** Your tasks **
1. Copy word for word the part of the Village App Project text from "People accessing Face" up to and including "cannot meet needs.".
2. Decide whether each statement below agrees with the Village App Project text, answering yes or no and quoting the words of the text that settle it. (a) The writer says the name VAP might be changed. (b) The text says that for much of human history basic needs were met from far away. (c) The writer says software like Twitter draws people further into their local areas.
3. Write what comes next in the Village App Project text, picking up right after its final sentence.

** Source text **
---------------

Hazel Ashton writes: I’ve had this idea for a project. I’ve called it VAP which stands for Village App Project. I might change the name, but that’s what I’m calling it in the meantime. Others have been helping me (more about the team later). The goal of VAP is to create ways for us to meet needs and live happily together. How does the project work? The following is an introduction. Your feedback, questions and offers of support are most welcome.
In the beginning humans connected socially to better survive, develop and live happily. Happiness requires access to the necessities of life e.g. good quality air, water, shelter, food and the development of capacities to live and share more meaningful and enjoyable lives.
For much of human history village-based technologies supported local economies. Basic needs were met locally. It was understood that everything – human and non-human – formed part of an interconnected whole. Everyone had something to contribute and it was in the interest of villagers to recognize and tap into this way of creating abundance.
Much technological innovation has been developed around economic growth and consumer life-styles. Now, with a global population 7+billion people, economic, ecological, social, cultural and political systems are being put under impossible pressures. Competition for resources is causing increasing tensions and conflicts within and between societies. Many life-forms (humans not excluded) and their habitats have been destroyed or are under threat.
People accessing Face Book, E-Bay and Twitter on electronic devices are becoming more connected than ever before. However, such software tends to distract individuals from their localities into personal bubbles and like-minded, often also competitive, communities of consumption. Is there a way to meet needs for all, without conflict over scarce resources? Yes, I think there is…
I hear all the time why local village or community is needed to solve almost every kind of problem: to produce and consume sustainably and to fill gaps when formal economic, welfare and social systems do not and cannot meet needs.
Problems for which village-based solutions are called upon are endless. They include local food production, energy use, recycling, neighbourhood networks for security and safety, mentoring, meeting new people and strengthening existing relationships, helping when families can’t manage owing to pressure of time, work, illness, disability and where family members live in other towns or parts of the world; support for local business, local innovation, creative arts …
We know people generally enjoy contributing to each other’s well-being and communications technology often makes this possible. For instance in an emergency like the earthquakes in Christchurch, students created software that enabled them to help meet the needs of many in Christchurch and the Christchurch City Council used software which to allow large numbers to participate in developing a post-earthquake vision of the city. The challenge now is to create software that enhances on-going connection in localities whether there is an emergency or not.
The challenge is also have easier, safer, cooler and more effective and fun ways for everyone to contribute to their own and others’ wellbeing.
My idea is to create a village app or village web with an on-line market where goods and services are traded with village currency supporting balanced forms of reciprocity – giving and receiving – and connection-building in local areas.

---------------

** Extracted records **

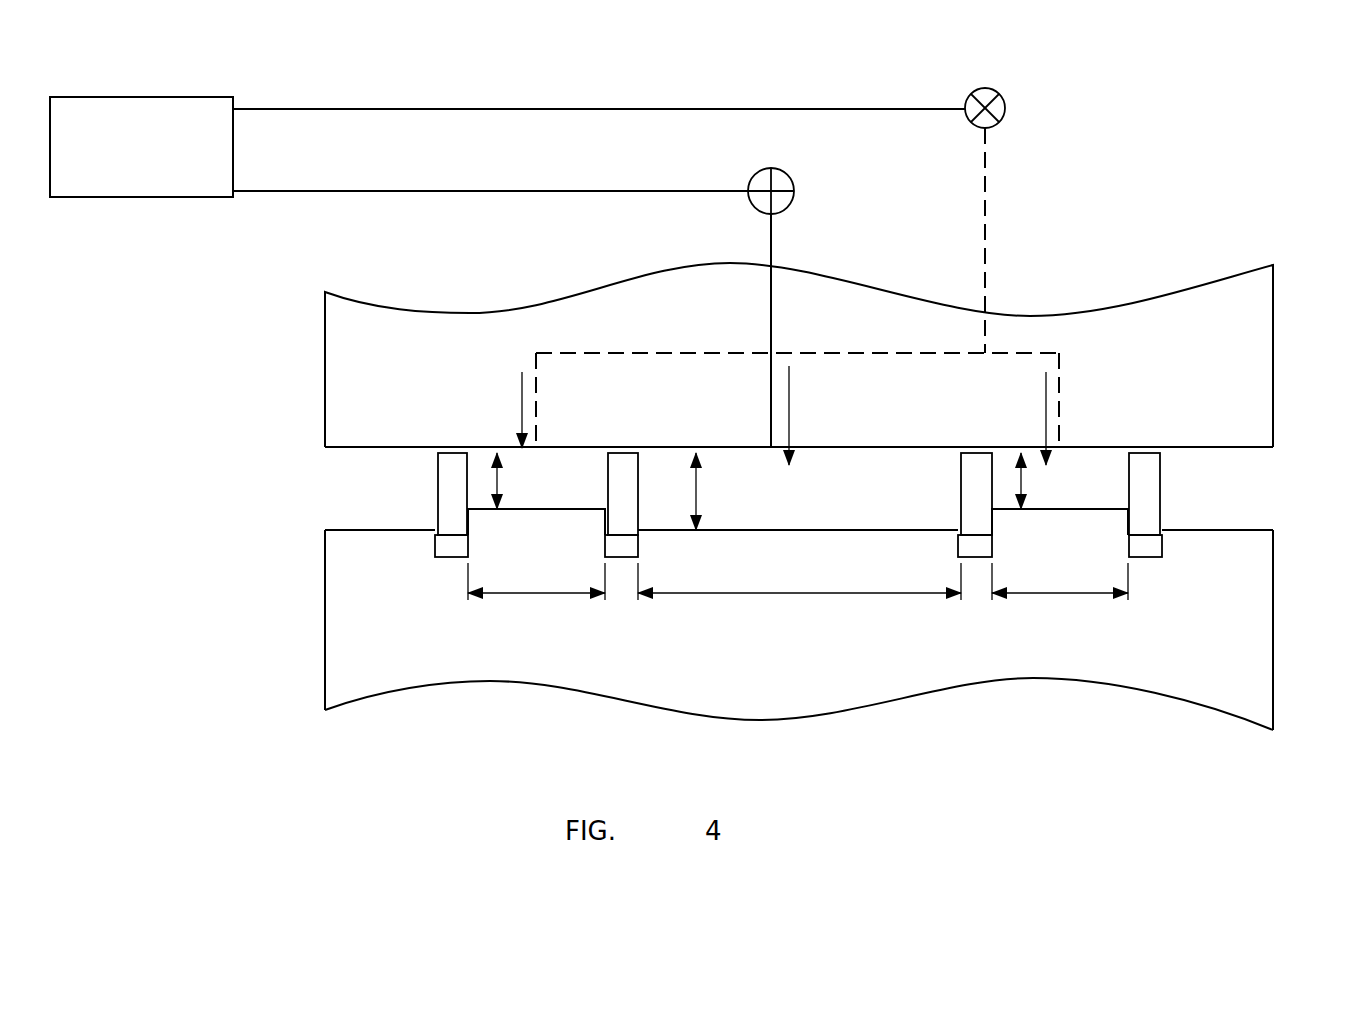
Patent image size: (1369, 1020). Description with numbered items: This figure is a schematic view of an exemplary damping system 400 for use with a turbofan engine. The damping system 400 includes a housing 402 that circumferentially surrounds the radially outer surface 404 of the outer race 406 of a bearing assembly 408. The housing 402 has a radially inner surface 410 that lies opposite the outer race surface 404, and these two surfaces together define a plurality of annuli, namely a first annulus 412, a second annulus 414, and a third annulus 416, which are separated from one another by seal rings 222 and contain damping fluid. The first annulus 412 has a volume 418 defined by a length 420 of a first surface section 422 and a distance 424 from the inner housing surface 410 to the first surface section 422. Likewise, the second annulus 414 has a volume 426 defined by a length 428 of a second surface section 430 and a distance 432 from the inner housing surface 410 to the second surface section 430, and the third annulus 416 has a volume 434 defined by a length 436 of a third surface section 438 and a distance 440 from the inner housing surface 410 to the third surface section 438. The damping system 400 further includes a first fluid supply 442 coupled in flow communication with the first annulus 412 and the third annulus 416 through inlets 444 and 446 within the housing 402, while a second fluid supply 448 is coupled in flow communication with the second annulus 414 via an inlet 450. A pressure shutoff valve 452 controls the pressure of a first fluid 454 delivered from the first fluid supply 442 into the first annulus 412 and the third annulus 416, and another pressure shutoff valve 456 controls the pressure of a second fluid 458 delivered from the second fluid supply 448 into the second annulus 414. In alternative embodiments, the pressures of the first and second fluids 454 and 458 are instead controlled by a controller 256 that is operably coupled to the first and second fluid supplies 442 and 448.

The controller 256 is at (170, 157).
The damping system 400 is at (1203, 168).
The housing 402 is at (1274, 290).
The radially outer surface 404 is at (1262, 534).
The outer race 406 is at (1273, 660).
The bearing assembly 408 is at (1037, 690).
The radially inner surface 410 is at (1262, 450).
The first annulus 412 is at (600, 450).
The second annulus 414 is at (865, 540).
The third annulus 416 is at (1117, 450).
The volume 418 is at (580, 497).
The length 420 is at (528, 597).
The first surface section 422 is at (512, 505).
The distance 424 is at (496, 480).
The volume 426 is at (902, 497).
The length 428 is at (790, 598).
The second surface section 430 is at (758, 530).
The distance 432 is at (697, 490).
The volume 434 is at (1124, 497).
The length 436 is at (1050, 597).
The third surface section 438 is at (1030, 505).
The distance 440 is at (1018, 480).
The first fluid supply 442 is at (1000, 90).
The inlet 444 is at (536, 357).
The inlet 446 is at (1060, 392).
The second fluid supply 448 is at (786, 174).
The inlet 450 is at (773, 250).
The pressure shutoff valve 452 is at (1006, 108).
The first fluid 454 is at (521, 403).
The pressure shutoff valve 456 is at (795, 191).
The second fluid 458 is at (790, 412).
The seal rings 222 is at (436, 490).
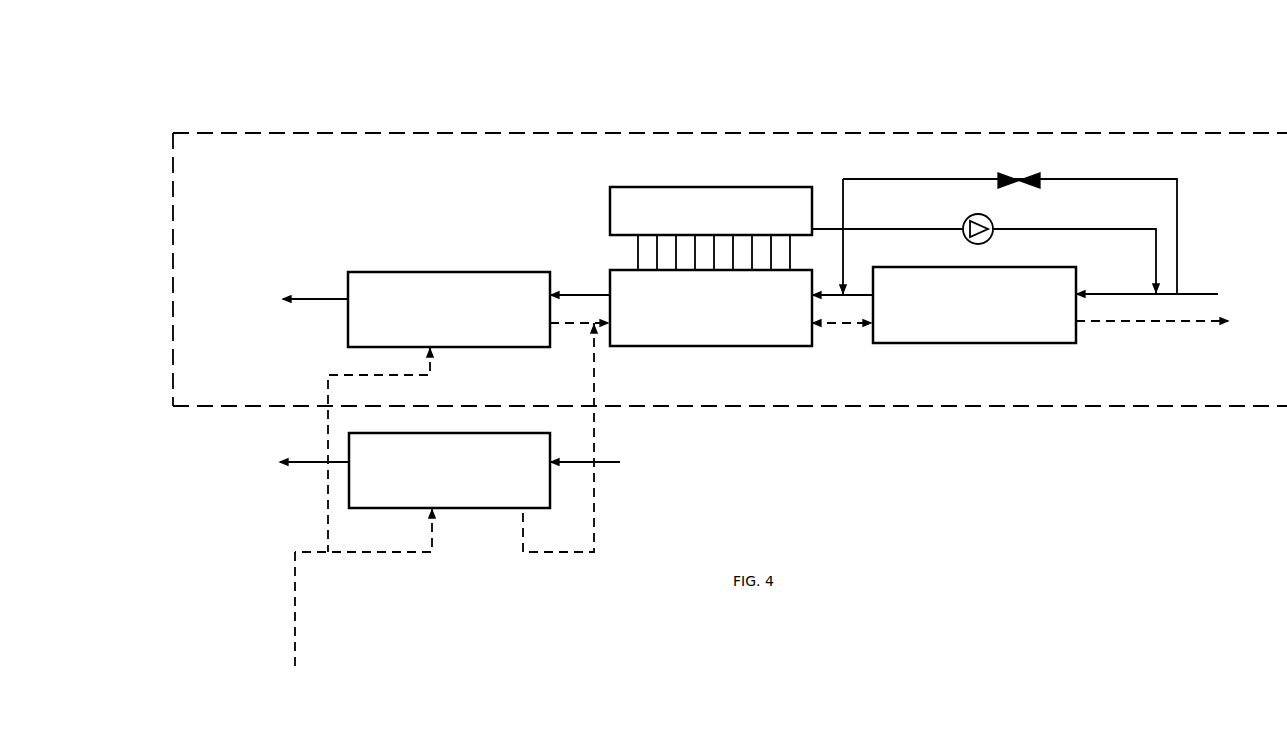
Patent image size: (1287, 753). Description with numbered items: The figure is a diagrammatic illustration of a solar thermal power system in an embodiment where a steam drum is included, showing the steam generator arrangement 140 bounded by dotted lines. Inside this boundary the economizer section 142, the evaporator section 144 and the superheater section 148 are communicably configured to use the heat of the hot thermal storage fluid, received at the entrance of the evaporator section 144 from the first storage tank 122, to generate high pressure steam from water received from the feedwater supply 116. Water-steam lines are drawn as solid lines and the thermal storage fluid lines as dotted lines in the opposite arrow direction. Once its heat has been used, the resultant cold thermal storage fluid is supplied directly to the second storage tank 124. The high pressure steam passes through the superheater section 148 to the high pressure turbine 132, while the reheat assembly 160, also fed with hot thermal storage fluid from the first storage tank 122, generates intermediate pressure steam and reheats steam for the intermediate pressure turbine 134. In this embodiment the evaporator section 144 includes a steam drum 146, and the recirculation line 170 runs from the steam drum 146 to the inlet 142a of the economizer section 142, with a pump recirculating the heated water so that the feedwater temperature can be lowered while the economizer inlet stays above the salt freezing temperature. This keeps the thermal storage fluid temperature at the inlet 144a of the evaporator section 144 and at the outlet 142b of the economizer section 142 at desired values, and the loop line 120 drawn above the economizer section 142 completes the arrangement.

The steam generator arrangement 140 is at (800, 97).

---------------

** Expected results **
1.
People accessing Face Book, E-Bay and Twitter on electronic devices are becoming more connected than ever before. However, such software tends to distract individuals from their localities into personal bubbles and like-minded, often also competitive, communities of consumption. Is there a way to meet needs for all, without conflict over scarce resources? Yes, I think there is…
I hear all the time why local village or community is needed to solve almost every kind of problem: to produce and consume sustainably and to fill gaps when formal economic, welfare and social systems do not and cannot meet needs.

2.
(a) Yes: "I might change the name, but that’s what I’m calling it in the meantime."
(b) No: "Basic needs were met locally."
(c) No: "such software tends to distract individuals from their localities into personal bubbles"

3.
In traditional market places people meet, exchange goods and services and in the process build relationships, develop trust and innovative and creative cultures.
By drawing on the idea of the old-fashioned village market, I believe VAP can provide socially and culturally acceptable ways of giving and receiving.
A village currency provides a level playing field for participation, enabling the creation of a more inclusive and authentic sense of community, with more choice and more opportunities for villagers with diverse talents and skills to be recognized and valued.
The platform includes an online money/banking system and data base. The exchange principles are simple:
• This village currency (vap) is a unit of measure, the same as national currency e.g. 10 dollars = 10 vaps
• The principle of supply and demand operates – someone’s need, another’s offering
• They are purpose built to ensure any user can simply access and exchange services
• They comply with all web security standards
• They incorporate a secure intelligent profile of members’ skills, needs and currency status
• There is no need to have anything in account to begin trading; people begin by going into debit (negative balance)
• The software system reconciles accounts of buyers and sellers immediately and accurately records who delivers what to whom.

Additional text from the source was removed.